======== Source data

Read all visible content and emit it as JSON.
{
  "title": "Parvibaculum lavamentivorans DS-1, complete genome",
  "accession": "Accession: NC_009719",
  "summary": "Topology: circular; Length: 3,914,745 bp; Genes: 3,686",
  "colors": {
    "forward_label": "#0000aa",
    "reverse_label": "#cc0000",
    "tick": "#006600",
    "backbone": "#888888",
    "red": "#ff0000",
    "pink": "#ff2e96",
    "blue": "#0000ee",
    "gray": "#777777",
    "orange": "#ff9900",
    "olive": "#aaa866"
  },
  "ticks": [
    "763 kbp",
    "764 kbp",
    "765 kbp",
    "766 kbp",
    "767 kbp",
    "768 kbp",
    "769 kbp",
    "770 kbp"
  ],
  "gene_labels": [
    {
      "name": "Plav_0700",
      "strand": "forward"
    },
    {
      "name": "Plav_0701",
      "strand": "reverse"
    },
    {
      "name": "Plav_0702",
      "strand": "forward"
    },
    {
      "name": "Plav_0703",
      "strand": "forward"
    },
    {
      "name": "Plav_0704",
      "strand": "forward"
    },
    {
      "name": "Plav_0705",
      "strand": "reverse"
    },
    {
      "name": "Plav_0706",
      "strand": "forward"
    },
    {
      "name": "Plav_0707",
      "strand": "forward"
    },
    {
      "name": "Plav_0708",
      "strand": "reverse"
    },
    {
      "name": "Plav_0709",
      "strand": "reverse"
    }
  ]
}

================

* Activity *
If a line of the listing above contains "name", pick it out and copy it.

* Written response *
      "name": "Plav_0700",
      "name": "Plav_0701",
      "name": "Plav_0702",
      "name": "Plav_0703",
      "name": "Plav_0704",
      "name": "Plav_0705",
      "name": "Plav_0706",
      "name": "Plav_0707",
      "name": "Plav_0708",
      "name": "Plav_0709",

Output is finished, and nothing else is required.